[What is expected] Copy out every row verbatim from the line containing "change-pct-cell: +6.9% bbox=[986, 464, 1061, 489]" down to the line containing "fy2026-cell: -60 bbox=[712, 932, 752, 957]", including both of those lines.

[Raw records]
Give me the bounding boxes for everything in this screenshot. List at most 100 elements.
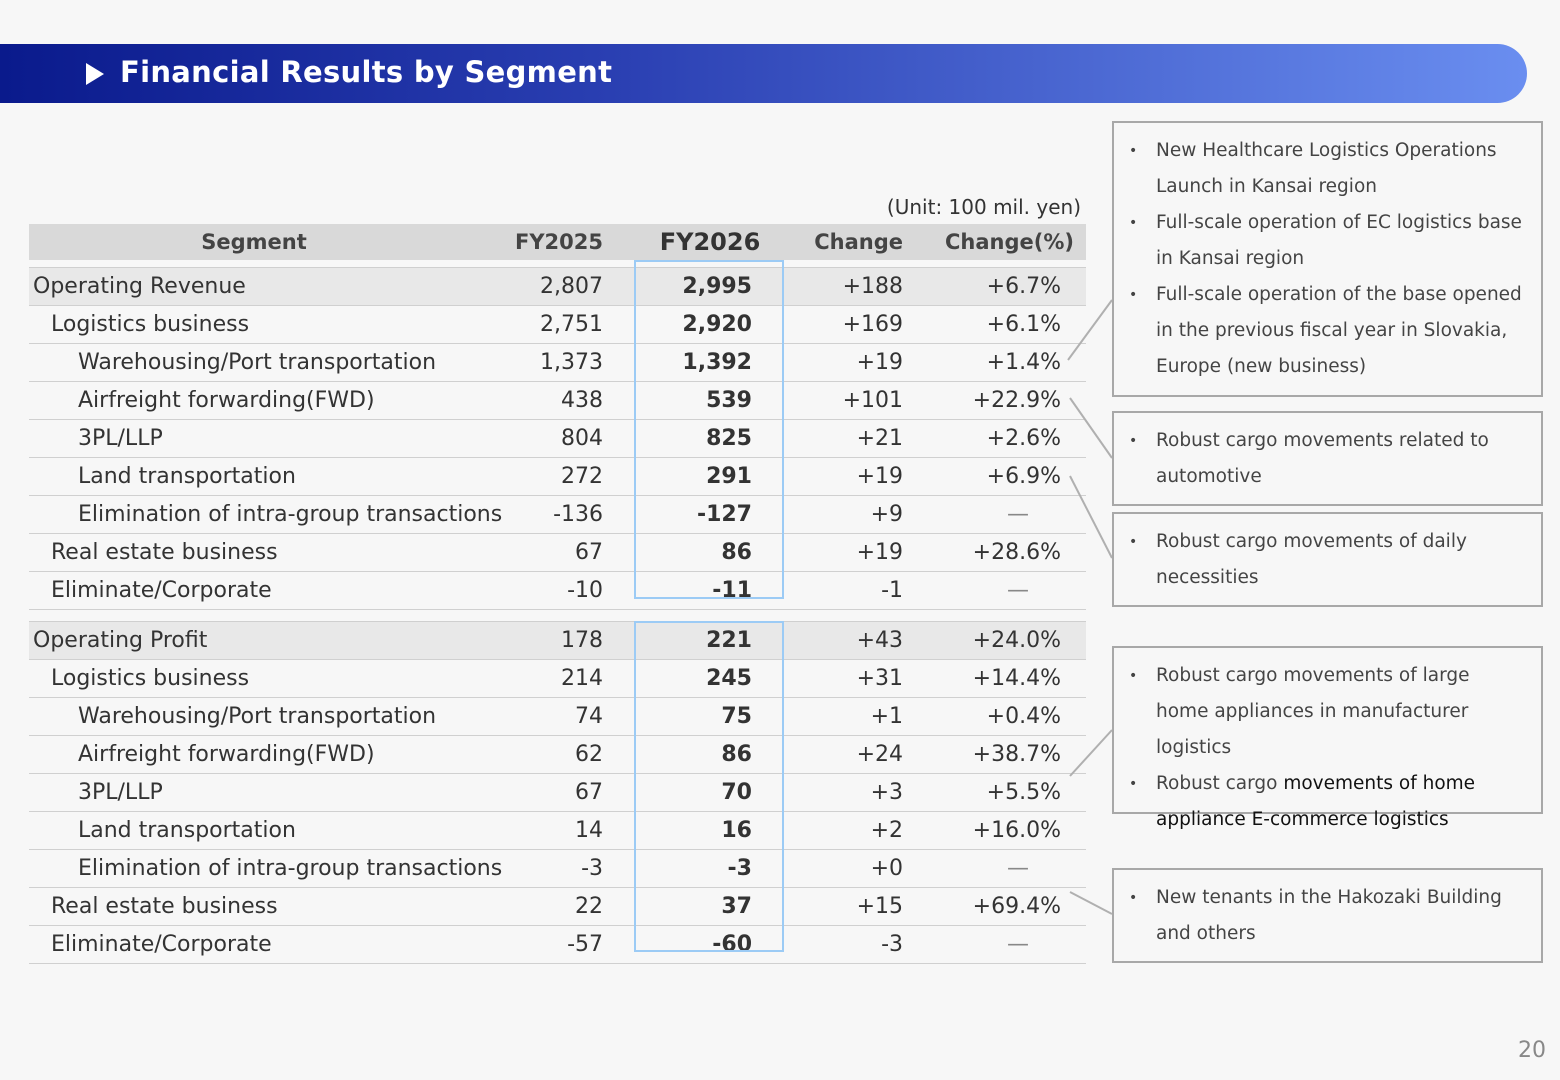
change-pct-cell: +6.9% bbox=[986, 464, 1061, 489]
profit-table: Operating Profit 178 221 +43 +24.0% Logistics… bbox=[29, 621, 1086, 964]
fy2025-cell: 272 bbox=[561, 464, 603, 489]
change-cell: +24 bbox=[856, 742, 903, 767]
fy2026-cell: 70 bbox=[721, 780, 752, 805]
change-pct-cell: +28.6% bbox=[972, 540, 1061, 565]
note-bullet-mixed: Robust cargo movements of home appliance… bbox=[1129, 766, 1527, 838]
fy2026-cell: -60 bbox=[712, 932, 752, 957]
fy2026-cell: 16 bbox=[721, 818, 752, 843]
fy2025-cell: 804 bbox=[561, 426, 603, 451]
fy2025-cell: 438 bbox=[561, 388, 603, 413]
segment-cell: Real estate business bbox=[51, 894, 278, 919]
fy2025-cell: 22 bbox=[575, 894, 603, 919]
change-cell: +1 bbox=[870, 704, 903, 729]
change-cell: +3 bbox=[870, 780, 903, 805]
note-text-dark: movements of home appliance E-commerce l… bbox=[1156, 773, 1476, 830]
change-cell: +19 bbox=[856, 540, 903, 565]
change-pct-cell: +24.0% bbox=[972, 628, 1061, 653]
table-row: Operating Profit 178 221 +43 +24.0% bbox=[29, 621, 1086, 660]
change-cell: +19 bbox=[856, 464, 903, 489]
fy2026-cell: 37 bbox=[721, 894, 752, 919]
change-pct-cell: +2.6% bbox=[986, 426, 1061, 451]
segment-cell: Airfreight forwarding(FWD) bbox=[78, 388, 375, 413]
note-bullet: New Healthcare Logistics Operations Laun… bbox=[1129, 133, 1527, 205]
table-row: Airfreight forwarding(FWD) 438 539 +101 +22.… bbox=[29, 382, 1086, 420]
fy2025-cell: 74 bbox=[575, 704, 603, 729]
table-row: Real estate business 67 86 +19 +28.6% bbox=[29, 534, 1086, 572]
connector-line bbox=[1069, 475, 1113, 559]
header-change: Change bbox=[814, 230, 903, 254]
connector-line bbox=[1069, 891, 1113, 915]
change-cell: +21 bbox=[856, 426, 903, 451]
change-pct-cell: — bbox=[1007, 932, 1029, 957]
segment-cell: Operating Revenue bbox=[33, 274, 246, 299]
fy2025-cell: 214 bbox=[561, 666, 603, 691]
play-triangle-icon bbox=[86, 63, 104, 85]
connector-line bbox=[1067, 299, 1113, 361]
change-cell: +15 bbox=[856, 894, 903, 919]
table-row: Elimination of intra-group transactions -… bbox=[29, 850, 1086, 888]
table-row: Land transportation 272 291 +19 +6.9% bbox=[29, 458, 1086, 496]
note-bullet: Robust cargo movements related to automo… bbox=[1129, 423, 1527, 495]
unit-label: (Unit: 100 mil. yen) bbox=[886, 195, 1081, 219]
table-row: Eliminate/Corporate -57 -60 -3 — bbox=[29, 926, 1086, 964]
segment-cell: Elimination of intra-group transactions bbox=[78, 856, 503, 881]
revenue-table: Operating Revenue 2,807 2,995 +188 +6.7% Logi… bbox=[29, 267, 1086, 610]
fy2026-cell: -127 bbox=[696, 502, 752, 527]
change-cell: -3 bbox=[881, 932, 903, 957]
table-row: 3PL/LLP 804 825 +21 +2.6% bbox=[29, 420, 1086, 458]
header-segment: Segment bbox=[201, 230, 307, 254]
fy2026-cell: 75 bbox=[721, 704, 752, 729]
segment-cell: 3PL/LLP bbox=[78, 780, 163, 805]
change-pct-cell: — bbox=[1007, 502, 1029, 527]
fy2025-cell: -3 bbox=[581, 856, 603, 881]
section-banner: Financial Results by Segment bbox=[0, 44, 1527, 103]
segment-cell: Logistics business bbox=[51, 312, 250, 337]
change-pct-cell: +0.4% bbox=[986, 704, 1061, 729]
note-box-warehousing: New Healthcare Logistics Operations Laun… bbox=[1112, 121, 1543, 397]
table-row: Airfreight forwarding(FWD) 62 86 +24 +38.7% bbox=[29, 736, 1086, 774]
segment-cell: Warehousing/Port transportation bbox=[78, 350, 437, 375]
fy2026-profit-column-frame bbox=[634, 621, 784, 952]
change-cell: +43 bbox=[856, 628, 903, 653]
table-row: Operating Revenue 2,807 2,995 +188 +6.7% bbox=[29, 267, 1086, 306]
segment-cell: Elimination of intra-group transactions bbox=[78, 502, 503, 527]
segment-cell: Logistics business bbox=[51, 666, 250, 691]
fy2025-cell: 2,751 bbox=[540, 312, 603, 337]
segment-cell: Eliminate/Corporate bbox=[51, 932, 272, 957]
connector-line bbox=[1069, 397, 1113, 459]
fy2025-cell: -136 bbox=[553, 502, 603, 527]
fy2026-cell: 86 bbox=[721, 742, 752, 767]
page-number: 20 bbox=[1518, 1038, 1546, 1063]
fy2025-cell: 62 bbox=[575, 742, 603, 767]
table-row: Real estate business 22 37 +15 +69.4% bbox=[29, 888, 1086, 926]
table-row: Warehousing/Port transportation 74 75 +1 +0.… bbox=[29, 698, 1086, 736]
note-bullet: Full-scale operation of the base opened … bbox=[1129, 277, 1527, 385]
fy2026-cell: 86 bbox=[721, 540, 752, 565]
fy2025-cell: 2,807 bbox=[540, 274, 603, 299]
change-pct-cell: +69.4% bbox=[972, 894, 1061, 919]
table-row: Elimination of intra-group transactions -… bbox=[29, 496, 1086, 534]
note-bullet: Robust cargo movements of daily necessit… bbox=[1129, 524, 1527, 596]
connector-line bbox=[1069, 729, 1113, 777]
table-row: Land transportation 14 16 +2 +16.0% bbox=[29, 812, 1086, 850]
change-pct-cell: +1.4% bbox=[986, 350, 1061, 375]
note-box-real-estate: New tenants in the Hakozaki Building and… bbox=[1112, 868, 1543, 963]
fy2025-cell: -57 bbox=[567, 932, 603, 957]
note-box-3pl: Robust cargo movements of large home app… bbox=[1112, 646, 1543, 830]
table-row: Warehousing/Port transportation 1,373 1,39… bbox=[29, 344, 1086, 382]
change-pct-cell: +38.7% bbox=[972, 742, 1061, 767]
segment-cell: Airfreight forwarding(FWD) bbox=[78, 742, 375, 767]
fy2026-cell: 2,920 bbox=[682, 312, 752, 337]
fy2025-cell: -10 bbox=[567, 578, 603, 603]
change-pct-cell: +14.4% bbox=[972, 666, 1061, 691]
fy2026-cell: 1,392 bbox=[682, 350, 752, 375]
header-fy2026: FY2026 bbox=[659, 228, 761, 256]
fy2026-cell: 825 bbox=[706, 426, 752, 451]
fy2025-cell: 67 bbox=[575, 540, 603, 565]
header-change-pct: Change(%) bbox=[945, 230, 1074, 254]
table-header: Segment FY2025 FY2026 Change Change(%) bbox=[29, 224, 1086, 260]
table-row: Logistics business 214 245 +31 +14.4% bbox=[29, 660, 1086, 698]
note-box-fwd: Robust cargo movements related to automo… bbox=[1112, 411, 1543, 506]
change-cell: +0 bbox=[870, 856, 903, 881]
segment-cell: Operating Profit bbox=[33, 628, 208, 653]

[The reply]
change-pct-cell: +6.9% bbox=[986, 464, 1061, 489]
profit-table: Operating Profit 178 221 +43 +24.0% Logistics… bbox=[29, 621, 1086, 964]
fy2025-cell: 272 bbox=[561, 464, 603, 489]
change-cell: +24 bbox=[856, 742, 903, 767]
fy2026-cell: 70 bbox=[721, 780, 752, 805]
change-pct-cell: +28.6% bbox=[972, 540, 1061, 565]
note-bullet-mixed: Robust cargo movements of home appliance… bbox=[1129, 766, 1527, 838]
fy2026-cell: -60 bbox=[712, 932, 752, 957]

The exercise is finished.